● INSTRUCTIONS FOR THE TASK
Emit the entire listing verbatim.

● PROVIDED INFORMATION
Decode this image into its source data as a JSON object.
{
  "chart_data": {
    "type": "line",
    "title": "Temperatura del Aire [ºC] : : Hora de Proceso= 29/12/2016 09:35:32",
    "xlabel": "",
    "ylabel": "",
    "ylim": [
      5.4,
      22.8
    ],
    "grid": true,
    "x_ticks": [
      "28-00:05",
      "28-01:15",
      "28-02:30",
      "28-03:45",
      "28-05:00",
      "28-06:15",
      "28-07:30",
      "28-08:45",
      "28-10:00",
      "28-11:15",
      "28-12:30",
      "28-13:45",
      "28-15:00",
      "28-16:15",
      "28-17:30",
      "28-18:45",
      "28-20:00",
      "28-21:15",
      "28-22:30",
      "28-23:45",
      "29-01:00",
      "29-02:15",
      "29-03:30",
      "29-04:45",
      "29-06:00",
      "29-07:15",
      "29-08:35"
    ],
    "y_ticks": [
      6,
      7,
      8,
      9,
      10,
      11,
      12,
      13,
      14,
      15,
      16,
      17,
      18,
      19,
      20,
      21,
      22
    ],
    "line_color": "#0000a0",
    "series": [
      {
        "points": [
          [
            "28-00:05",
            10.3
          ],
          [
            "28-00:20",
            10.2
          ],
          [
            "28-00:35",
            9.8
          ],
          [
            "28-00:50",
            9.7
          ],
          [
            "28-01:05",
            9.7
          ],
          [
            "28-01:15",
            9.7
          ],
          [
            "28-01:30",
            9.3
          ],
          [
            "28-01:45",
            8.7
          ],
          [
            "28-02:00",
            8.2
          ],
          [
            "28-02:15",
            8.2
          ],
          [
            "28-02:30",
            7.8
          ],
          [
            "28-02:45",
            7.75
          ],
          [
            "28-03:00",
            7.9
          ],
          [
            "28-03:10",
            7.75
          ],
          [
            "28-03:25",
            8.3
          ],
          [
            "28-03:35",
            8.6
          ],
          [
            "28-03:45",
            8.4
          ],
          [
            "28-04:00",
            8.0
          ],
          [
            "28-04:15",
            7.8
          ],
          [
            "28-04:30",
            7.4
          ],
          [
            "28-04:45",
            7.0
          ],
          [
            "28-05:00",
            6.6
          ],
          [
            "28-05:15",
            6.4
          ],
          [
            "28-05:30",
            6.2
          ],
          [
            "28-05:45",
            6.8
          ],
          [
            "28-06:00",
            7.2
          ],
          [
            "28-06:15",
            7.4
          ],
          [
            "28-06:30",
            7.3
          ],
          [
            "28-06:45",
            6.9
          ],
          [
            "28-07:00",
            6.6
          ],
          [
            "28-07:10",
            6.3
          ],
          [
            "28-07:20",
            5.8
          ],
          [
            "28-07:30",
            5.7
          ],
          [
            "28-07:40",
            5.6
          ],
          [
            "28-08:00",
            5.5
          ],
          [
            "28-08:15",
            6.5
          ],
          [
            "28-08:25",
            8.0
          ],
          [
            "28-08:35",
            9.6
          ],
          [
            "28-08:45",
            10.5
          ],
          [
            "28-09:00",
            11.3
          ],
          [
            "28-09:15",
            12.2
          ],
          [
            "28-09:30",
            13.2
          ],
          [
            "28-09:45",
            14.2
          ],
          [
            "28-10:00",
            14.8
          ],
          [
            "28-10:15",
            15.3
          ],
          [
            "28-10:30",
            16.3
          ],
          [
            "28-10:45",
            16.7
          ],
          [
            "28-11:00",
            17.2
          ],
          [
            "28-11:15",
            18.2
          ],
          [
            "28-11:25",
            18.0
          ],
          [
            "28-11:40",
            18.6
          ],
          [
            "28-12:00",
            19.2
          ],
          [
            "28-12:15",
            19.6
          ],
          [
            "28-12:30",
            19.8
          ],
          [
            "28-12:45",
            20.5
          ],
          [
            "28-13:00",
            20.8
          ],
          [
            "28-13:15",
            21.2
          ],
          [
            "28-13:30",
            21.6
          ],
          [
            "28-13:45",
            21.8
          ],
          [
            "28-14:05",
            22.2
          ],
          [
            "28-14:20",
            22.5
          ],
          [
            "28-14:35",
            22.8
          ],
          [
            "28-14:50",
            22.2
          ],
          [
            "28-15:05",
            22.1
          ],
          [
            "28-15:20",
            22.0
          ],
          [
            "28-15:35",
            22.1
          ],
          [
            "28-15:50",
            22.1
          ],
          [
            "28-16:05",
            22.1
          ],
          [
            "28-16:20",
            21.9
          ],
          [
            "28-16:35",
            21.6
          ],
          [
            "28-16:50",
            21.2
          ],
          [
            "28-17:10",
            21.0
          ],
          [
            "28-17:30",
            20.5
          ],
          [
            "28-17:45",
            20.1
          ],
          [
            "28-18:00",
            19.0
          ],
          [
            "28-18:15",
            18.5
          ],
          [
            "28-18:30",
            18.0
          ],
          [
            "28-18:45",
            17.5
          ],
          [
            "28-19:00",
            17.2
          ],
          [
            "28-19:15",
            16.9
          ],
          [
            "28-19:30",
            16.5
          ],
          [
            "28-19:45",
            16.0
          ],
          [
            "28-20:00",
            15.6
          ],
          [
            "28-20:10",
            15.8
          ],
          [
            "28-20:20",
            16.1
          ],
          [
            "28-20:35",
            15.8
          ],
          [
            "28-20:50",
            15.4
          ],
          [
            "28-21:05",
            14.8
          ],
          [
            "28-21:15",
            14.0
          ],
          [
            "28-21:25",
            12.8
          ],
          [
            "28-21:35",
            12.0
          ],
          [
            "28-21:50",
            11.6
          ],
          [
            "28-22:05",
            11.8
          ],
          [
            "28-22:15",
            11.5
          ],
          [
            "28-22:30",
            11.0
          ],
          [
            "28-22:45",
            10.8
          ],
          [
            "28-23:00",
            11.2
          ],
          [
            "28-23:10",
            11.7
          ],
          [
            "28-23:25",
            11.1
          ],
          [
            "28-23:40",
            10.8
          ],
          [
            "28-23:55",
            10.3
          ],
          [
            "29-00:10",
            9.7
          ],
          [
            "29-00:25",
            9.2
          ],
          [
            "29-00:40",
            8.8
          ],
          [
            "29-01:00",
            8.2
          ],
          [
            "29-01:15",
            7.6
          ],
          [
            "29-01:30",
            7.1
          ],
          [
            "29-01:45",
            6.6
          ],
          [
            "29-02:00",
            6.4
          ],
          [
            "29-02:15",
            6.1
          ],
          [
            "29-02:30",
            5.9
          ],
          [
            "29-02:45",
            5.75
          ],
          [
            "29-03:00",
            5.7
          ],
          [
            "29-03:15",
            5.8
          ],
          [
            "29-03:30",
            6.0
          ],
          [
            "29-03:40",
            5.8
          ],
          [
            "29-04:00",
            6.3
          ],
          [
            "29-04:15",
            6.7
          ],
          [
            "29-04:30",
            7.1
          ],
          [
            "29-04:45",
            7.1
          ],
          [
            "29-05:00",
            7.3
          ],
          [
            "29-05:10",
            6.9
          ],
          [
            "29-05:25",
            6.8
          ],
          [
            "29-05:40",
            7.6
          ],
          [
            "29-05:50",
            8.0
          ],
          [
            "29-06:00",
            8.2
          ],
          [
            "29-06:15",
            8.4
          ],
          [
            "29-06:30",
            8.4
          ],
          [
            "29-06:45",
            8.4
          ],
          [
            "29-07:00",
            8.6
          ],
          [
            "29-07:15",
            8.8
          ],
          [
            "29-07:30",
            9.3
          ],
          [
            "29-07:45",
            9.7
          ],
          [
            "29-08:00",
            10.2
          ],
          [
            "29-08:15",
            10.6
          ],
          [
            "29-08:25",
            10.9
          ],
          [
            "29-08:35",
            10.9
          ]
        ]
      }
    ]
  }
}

● ANSWER TO THE TASK
Decode this image into its source data as a JSON object.
{
  "chart_data": {
    "type": "line",
    "title": "Temperatura del Aire [ºC] : : Hora de Proceso= 29/12/2016 09:35:32",
    "xlabel": "",
    "ylabel": "",
    "ylim": [
      5.4,
      22.8
    ],
    "grid": true,
    "x_ticks": [
      "28-00:05",
      "28-01:15",
      "28-02:30",
      "28-03:45",
      "28-05:00",
      "28-06:15",
      "28-07:30",
      "28-08:45",
      "28-10:00",
      "28-11:15",
      "28-12:30",
      "28-13:45",
      "28-15:00",
      "28-16:15",
      "28-17:30",
      "28-18:45",
      "28-20:00",
      "28-21:15",
      "28-22:30",
      "28-23:45",
      "29-01:00",
      "29-02:15",
      "29-03:30",
      "29-04:45",
      "29-06:00",
      "29-07:15",
      "29-08:35"
    ],
    "y_ticks": [
      6,
      7,
      8,
      9,
      10,
      11,
      12,
      13,
      14,
      15,
      16,
      17,
      18,
      19,
      20,
      21,
      22
    ],
    "line_color": "#0000a0",
    "series": [
      {
        "points": [
          [
            "28-00:05",
            10.3
          ],
          [
            "28-00:20",
            10.2
          ],
          [
            "28-00:35",
            9.8
          ],
          [
            "28-00:50",
            9.7
          ],
          [
            "28-01:05",
            9.7
          ],
          [
            "28-01:15",
            9.7
          ],
          [
            "28-01:30",
            9.3
          ],
          [
            "28-01:45",
            8.7
          ],
          [
            "28-02:00",
            8.2
          ],
          [
            "28-02:15",
            8.2
          ],
          [
            "28-02:30",
            7.8
          ],
          [
            "28-02:45",
            7.75
          ],
          [
            "28-03:00",
            7.9
          ],
          [
            "28-03:10",
            7.75
          ],
          [
            "28-03:25",
            8.3
          ],
          [
            "28-03:35",
            8.6
          ],
          [
            "28-03:45",
            8.4
          ],
          [
            "28-04:00",
            8.0
          ],
          [
            "28-04:15",
            7.8
          ],
          [
            "28-04:30",
            7.4
          ],
          [
            "28-04:45",
            7.0
          ],
          [
            "28-05:00",
            6.6
          ],
          [
            "28-05:15",
            6.4
          ],
          [
            "28-05:30",
            6.2
          ],
          [
            "28-05:45",
            6.8
          ],
          [
            "28-06:00",
            7.2
          ],
          [
            "28-06:15",
            7.4
          ],
          [
            "28-06:30",
            7.3
          ],
          [
            "28-06:45",
            6.9
          ],
          [
            "28-07:00",
            6.6
          ],
          [
            "28-07:10",
            6.3
          ],
          [
            "28-07:20",
            5.8
          ],
          [
            "28-07:30",
            5.7
          ],
          [
            "28-07:40",
            5.6
          ],
          [
            "28-08:00",
            5.5
          ],
          [
            "28-08:15",
            6.5
          ],
          [
            "28-08:25",
            8.0
          ],
          [
            "28-08:35",
            9.6
          ],
          [
            "28-08:45",
            10.5
          ],
          [
            "28-09:00",
            11.3
          ],
          [
            "28-09:15",
            12.2
          ],
          [
            "28-09:30",
            13.2
          ],
          [
            "28-09:45",
            14.2
          ],
          [
            "28-10:00",
            14.8
          ],
          [
            "28-10:15",
            15.3
          ],
          [
            "28-10:30",
            16.3
          ],
          [
            "28-10:45",
            16.7
          ],
          [
            "28-11:00",
            17.2
          ],
          [
            "28-11:15",
            18.2
          ],
          [
            "28-11:25",
            18.0
          ],
          [
            "28-11:40",
            18.6
          ],
          [
            "28-12:00",
            19.2
          ],
          [
            "28-12:15",
            19.6
          ],
          [
            "28-12:30",
            19.8
          ],
          [
            "28-12:45",
            20.5
          ],
          [
            "28-13:00",
            20.8
          ],
          [
            "28-13:15",
            21.2
          ],
          [
            "28-13:30",
            21.6
          ],
          [
            "28-13:45",
            21.8
          ],
          [
            "28-14:05",
            22.2
          ],
          [
            "28-14:20",
            22.5
          ],
          [
            "28-14:35",
            22.8
          ],
          [
            "28-14:50",
            22.2
          ],
          [
            "28-15:05",
            22.1
          ],
          [
            "28-15:20",
            22.0
          ],
          [
            "28-15:35",
            22.1
          ],
          [
            "28-15:50",
            22.1
          ],
          [
            "28-16:05",
            22.1
          ],
          [
            "28-16:20",
            21.9
          ],
          [
            "28-16:35",
            21.6
          ],
          [
            "28-16:50",
            21.2
          ],
          [
            "28-17:10",
            21.0
          ],
          [
            "28-17:30",
            20.5
          ],
          [
            "28-17:45",
            20.1
          ],
          [
            "28-18:00",
            19.0
          ],
          [
            "28-18:15",
            18.5
          ],
          [
            "28-18:30",
            18.0
          ],
          [
            "28-18:45",
            17.5
          ],
          [
            "28-19:00",
            17.2
          ],
          [
            "28-19:15",
            16.9
          ],
          [
            "28-19:30",
            16.5
          ],
          [
            "28-19:45",
            16.0
          ],
          [
            "28-20:00",
            15.6
          ],
          [
            "28-20:10",
            15.8
          ],
          [
            "28-20:20",
            16.1
          ],
          [
            "28-20:35",
            15.8
          ],
          [
            "28-20:50",
            15.4
          ],
          [
            "28-21:05",
            14.8
          ],
          [
            "28-21:15",
            14.0
          ],
          [
            "28-21:25",
            12.8
          ],
          [
            "28-21:35",
            12.0
          ],
          [
            "28-21:50",
            11.6
          ],
          [
            "28-22:05",
            11.8
          ],
          [
            "28-22:15",
            11.5
          ],
          [
            "28-22:30",
            11.0
          ],
          [
            "28-22:45",
            10.8
          ],
          [
            "28-23:00",
            11.2
          ],
          [
            "28-23:10",
            11.7
          ],
          [
            "28-23:25",
            11.1
          ],
          [
            "28-23:40",
            10.8
          ],
          [
            "28-23:55",
            10.3
          ],
          [
            "29-00:10",
            9.7
          ],
          [
            "29-00:25",
            9.2
          ],
          [
            "29-00:40",
            8.8
          ],
          [
            "29-01:00",
            8.2
          ],
          [
            "29-01:15",
            7.6
          ],
          [
            "29-01:30",
            7.1
          ],
          [
            "29-01:45",
            6.6
          ],
          [
            "29-02:00",
            6.4
          ],
          [
            "29-02:15",
            6.1
          ],
          [
            "29-02:30",
            5.9
          ],
          [
            "29-02:45",
            5.75
          ],
          [
            "29-03:00",
            5.7
          ],
          [
            "29-03:15",
            5.8
          ],
          [
            "29-03:30",
            6.0
          ],
          [
            "29-03:40",
            5.8
          ],
          [
            "29-04:00",
            6.3
          ],
          [
            "29-04:15",
            6.7
          ],
          [
            "29-04:30",
            7.1
          ],
          [
            "29-04:45",
            7.1
          ],
          [
            "29-05:00",
            7.3
          ],
          [
            "29-05:10",
            6.9
          ],
          [
            "29-05:25",
            6.8
          ],
          [
            "29-05:40",
            7.6
          ],
          [
            "29-05:50",
            8.0
          ],
          [
            "29-06:00",
            8.2
          ],
          [
            "29-06:15",
            8.4
          ],
          [
            "29-06:30",
            8.4
          ],
          [
            "29-06:45",
            8.4
          ],
          [
            "29-07:00",
            8.6
          ],
          [
            "29-07:15",
            8.8
          ],
          [
            "29-07:30",
            9.3
          ],
          [
            "29-07:45",
            9.7
          ],
          [
            "29-08:00",
            10.2
          ],
          [
            "29-08:15",
            10.6
          ],
          [
            "29-08:25",
            10.9
          ],
          [
            "29-08:35",
            10.9
          ]
        ]
      }
    ]
  }
}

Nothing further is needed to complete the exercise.